* Start WORKING DATA *

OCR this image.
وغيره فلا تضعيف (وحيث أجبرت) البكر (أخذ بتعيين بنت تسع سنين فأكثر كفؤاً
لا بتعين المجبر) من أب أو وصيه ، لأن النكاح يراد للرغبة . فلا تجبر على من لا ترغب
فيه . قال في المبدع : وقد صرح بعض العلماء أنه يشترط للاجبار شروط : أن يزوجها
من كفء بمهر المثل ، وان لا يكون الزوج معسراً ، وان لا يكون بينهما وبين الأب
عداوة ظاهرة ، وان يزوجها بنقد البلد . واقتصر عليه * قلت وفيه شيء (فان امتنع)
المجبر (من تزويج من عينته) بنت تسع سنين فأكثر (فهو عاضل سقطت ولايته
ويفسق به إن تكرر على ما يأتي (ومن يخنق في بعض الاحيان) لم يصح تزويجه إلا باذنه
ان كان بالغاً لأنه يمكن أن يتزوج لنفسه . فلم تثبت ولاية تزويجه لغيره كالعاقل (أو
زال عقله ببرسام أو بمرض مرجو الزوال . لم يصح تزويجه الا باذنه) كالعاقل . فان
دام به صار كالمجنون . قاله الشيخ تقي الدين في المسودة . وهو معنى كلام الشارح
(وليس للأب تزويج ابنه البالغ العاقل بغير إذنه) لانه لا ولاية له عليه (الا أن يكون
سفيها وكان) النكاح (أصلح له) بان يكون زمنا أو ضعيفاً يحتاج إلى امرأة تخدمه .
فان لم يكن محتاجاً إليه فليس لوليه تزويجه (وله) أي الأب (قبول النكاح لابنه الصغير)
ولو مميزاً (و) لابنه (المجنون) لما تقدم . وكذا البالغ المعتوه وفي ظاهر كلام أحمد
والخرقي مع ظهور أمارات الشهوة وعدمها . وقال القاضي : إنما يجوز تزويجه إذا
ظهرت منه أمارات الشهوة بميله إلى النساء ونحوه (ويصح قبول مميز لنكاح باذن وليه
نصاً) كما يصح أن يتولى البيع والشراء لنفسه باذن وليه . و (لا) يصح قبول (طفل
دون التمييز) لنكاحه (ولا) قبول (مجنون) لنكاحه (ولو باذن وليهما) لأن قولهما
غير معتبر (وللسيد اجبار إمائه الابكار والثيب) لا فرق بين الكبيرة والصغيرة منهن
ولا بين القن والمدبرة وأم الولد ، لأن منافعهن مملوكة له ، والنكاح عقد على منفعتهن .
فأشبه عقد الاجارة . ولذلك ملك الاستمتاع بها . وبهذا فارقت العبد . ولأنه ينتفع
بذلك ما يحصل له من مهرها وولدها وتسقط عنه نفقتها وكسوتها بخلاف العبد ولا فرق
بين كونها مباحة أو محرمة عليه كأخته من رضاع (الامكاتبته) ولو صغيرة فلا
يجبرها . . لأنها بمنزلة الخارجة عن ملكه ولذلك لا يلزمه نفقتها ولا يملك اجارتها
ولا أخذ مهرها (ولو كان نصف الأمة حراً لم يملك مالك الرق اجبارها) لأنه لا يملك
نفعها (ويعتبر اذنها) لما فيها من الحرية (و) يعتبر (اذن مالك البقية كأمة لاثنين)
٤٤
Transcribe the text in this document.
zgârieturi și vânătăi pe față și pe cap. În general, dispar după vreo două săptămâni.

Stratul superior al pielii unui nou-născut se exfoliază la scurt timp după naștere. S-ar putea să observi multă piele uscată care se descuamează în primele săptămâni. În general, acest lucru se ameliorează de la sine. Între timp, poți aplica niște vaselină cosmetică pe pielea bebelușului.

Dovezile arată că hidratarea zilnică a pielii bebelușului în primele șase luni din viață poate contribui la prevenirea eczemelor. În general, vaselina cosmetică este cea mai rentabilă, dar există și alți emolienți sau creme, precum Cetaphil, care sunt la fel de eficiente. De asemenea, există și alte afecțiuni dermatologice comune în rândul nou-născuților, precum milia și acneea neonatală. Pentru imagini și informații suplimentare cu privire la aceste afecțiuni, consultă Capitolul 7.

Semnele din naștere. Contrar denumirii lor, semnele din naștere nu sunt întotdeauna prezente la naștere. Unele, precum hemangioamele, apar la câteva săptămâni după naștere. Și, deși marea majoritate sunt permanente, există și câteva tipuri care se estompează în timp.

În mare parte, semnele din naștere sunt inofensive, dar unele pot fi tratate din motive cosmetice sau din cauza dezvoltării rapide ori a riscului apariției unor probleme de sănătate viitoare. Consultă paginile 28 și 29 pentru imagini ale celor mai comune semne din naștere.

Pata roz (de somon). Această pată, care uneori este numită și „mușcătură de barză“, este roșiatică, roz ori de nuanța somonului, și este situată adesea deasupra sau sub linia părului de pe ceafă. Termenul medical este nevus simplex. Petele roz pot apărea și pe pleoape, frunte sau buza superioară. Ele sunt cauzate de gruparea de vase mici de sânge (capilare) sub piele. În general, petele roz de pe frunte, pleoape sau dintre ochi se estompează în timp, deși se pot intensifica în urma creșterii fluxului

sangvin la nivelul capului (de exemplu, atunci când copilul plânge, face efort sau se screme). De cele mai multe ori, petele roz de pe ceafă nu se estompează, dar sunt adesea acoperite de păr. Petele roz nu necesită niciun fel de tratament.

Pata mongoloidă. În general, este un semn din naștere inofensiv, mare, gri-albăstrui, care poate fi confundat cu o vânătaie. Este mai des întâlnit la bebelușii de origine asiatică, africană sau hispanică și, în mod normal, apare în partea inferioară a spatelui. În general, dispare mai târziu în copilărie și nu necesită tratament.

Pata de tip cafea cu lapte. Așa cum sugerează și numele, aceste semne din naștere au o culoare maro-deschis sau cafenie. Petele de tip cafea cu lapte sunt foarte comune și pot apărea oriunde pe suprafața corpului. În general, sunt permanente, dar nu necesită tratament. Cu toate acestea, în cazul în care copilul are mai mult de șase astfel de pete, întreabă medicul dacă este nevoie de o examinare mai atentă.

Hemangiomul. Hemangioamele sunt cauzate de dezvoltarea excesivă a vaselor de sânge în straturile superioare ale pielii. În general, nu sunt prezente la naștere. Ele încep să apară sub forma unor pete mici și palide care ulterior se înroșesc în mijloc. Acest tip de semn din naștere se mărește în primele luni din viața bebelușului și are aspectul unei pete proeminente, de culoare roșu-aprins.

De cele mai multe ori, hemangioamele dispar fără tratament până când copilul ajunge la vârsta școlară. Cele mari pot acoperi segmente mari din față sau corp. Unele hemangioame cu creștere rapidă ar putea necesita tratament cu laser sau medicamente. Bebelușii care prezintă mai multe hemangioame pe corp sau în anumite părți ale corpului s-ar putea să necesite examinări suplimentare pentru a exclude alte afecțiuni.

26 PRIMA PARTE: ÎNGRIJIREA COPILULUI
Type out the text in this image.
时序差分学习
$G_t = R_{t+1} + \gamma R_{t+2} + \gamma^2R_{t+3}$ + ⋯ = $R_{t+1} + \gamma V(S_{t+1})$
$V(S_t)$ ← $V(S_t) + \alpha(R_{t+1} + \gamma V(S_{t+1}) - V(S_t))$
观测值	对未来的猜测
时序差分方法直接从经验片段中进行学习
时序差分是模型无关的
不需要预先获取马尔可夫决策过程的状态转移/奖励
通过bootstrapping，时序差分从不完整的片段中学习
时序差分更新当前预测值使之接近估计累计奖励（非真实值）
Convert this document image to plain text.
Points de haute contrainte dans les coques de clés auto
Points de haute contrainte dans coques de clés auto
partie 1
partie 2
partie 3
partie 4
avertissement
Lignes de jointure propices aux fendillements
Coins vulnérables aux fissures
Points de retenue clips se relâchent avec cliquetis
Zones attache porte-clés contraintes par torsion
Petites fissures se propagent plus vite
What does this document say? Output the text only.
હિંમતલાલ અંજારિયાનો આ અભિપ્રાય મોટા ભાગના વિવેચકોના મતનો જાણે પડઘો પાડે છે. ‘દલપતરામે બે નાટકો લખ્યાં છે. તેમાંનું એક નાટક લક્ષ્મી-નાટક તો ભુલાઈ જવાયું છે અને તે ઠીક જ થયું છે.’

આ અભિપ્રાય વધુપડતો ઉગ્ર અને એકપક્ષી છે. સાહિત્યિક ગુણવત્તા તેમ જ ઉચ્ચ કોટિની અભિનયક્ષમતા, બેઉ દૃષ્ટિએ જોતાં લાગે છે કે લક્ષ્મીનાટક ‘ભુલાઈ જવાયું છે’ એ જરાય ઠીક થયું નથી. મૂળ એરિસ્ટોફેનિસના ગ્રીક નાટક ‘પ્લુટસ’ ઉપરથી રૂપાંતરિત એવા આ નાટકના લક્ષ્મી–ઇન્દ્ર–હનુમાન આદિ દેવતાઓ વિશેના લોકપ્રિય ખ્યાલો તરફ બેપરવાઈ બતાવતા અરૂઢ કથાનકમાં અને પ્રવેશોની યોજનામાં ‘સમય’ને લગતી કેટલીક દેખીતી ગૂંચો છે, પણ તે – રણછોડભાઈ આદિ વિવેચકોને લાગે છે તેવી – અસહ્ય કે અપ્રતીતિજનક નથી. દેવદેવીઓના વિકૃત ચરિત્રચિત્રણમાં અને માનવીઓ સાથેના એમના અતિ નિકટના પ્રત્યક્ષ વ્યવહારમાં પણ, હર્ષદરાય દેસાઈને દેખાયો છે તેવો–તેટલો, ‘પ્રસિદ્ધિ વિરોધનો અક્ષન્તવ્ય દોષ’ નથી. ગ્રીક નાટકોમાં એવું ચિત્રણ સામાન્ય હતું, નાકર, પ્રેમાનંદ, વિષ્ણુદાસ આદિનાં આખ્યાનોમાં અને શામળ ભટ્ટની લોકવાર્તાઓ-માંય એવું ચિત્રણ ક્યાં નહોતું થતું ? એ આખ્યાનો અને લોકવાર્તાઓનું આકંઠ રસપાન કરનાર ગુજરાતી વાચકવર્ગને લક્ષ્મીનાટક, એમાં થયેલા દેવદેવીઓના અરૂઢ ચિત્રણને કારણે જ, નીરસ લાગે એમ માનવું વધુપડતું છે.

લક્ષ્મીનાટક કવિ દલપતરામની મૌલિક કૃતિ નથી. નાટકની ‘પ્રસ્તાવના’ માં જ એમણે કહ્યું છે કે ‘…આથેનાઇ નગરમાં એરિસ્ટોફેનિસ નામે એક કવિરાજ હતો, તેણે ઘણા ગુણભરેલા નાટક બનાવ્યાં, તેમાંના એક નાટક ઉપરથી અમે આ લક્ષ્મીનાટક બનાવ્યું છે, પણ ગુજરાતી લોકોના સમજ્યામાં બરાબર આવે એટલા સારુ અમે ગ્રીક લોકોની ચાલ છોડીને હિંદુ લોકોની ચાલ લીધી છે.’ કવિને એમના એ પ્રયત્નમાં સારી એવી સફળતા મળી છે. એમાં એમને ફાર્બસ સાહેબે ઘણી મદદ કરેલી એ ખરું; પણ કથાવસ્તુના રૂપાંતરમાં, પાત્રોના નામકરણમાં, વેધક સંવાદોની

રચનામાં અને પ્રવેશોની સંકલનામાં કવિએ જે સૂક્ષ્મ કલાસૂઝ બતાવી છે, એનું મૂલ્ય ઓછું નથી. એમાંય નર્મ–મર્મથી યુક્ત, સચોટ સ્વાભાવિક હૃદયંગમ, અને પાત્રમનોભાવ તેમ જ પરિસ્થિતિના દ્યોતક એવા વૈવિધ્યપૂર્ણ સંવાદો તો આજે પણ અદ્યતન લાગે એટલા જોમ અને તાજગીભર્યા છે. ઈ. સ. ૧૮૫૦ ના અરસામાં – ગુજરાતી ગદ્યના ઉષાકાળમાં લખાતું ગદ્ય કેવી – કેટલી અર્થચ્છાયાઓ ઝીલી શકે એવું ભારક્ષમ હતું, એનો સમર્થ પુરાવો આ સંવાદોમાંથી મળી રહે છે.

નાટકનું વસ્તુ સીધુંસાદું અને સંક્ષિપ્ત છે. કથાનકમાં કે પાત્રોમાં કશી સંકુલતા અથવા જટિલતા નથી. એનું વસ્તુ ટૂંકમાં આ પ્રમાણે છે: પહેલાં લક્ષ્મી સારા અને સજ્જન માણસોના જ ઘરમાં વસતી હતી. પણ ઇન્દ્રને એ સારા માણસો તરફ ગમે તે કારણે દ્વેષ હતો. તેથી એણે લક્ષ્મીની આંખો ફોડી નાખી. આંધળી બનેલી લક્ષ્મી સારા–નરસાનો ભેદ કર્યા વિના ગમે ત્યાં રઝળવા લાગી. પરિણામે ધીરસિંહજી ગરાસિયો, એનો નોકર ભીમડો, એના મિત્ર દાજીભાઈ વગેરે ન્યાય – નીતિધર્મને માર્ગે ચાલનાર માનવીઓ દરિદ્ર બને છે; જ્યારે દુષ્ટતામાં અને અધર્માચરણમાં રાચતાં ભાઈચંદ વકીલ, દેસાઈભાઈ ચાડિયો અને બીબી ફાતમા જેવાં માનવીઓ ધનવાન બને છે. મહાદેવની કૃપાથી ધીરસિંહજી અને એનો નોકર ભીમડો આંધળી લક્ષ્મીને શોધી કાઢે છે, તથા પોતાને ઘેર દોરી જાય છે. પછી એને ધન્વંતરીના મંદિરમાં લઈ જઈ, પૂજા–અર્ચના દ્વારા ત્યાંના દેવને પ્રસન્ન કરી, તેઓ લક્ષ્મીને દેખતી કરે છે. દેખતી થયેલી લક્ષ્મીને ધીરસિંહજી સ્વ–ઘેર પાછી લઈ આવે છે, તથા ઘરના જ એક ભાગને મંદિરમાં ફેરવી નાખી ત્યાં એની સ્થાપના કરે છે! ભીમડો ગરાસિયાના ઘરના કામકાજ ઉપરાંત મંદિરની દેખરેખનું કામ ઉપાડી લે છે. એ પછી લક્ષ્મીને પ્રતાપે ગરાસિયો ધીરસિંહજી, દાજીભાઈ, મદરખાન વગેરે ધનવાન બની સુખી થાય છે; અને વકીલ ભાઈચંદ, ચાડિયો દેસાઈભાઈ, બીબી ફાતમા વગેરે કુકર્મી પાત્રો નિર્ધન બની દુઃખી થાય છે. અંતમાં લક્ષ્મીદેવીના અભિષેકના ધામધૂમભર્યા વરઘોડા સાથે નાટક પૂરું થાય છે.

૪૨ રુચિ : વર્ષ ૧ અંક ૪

* End WORKING DATA *

◆ **GOAL**
List each line holding the string "أمارات".

◆ **THE RESPONSE**
والخرقي مع ظهور أمارات الشهوة وعدمها . وقال القاضي : إنما يجوز تزويجه إذا
ظهرت منه أمارات الشهوة بميله إلى النساء ونحوه (ويصح قبول مميز لنكاح باذن وليه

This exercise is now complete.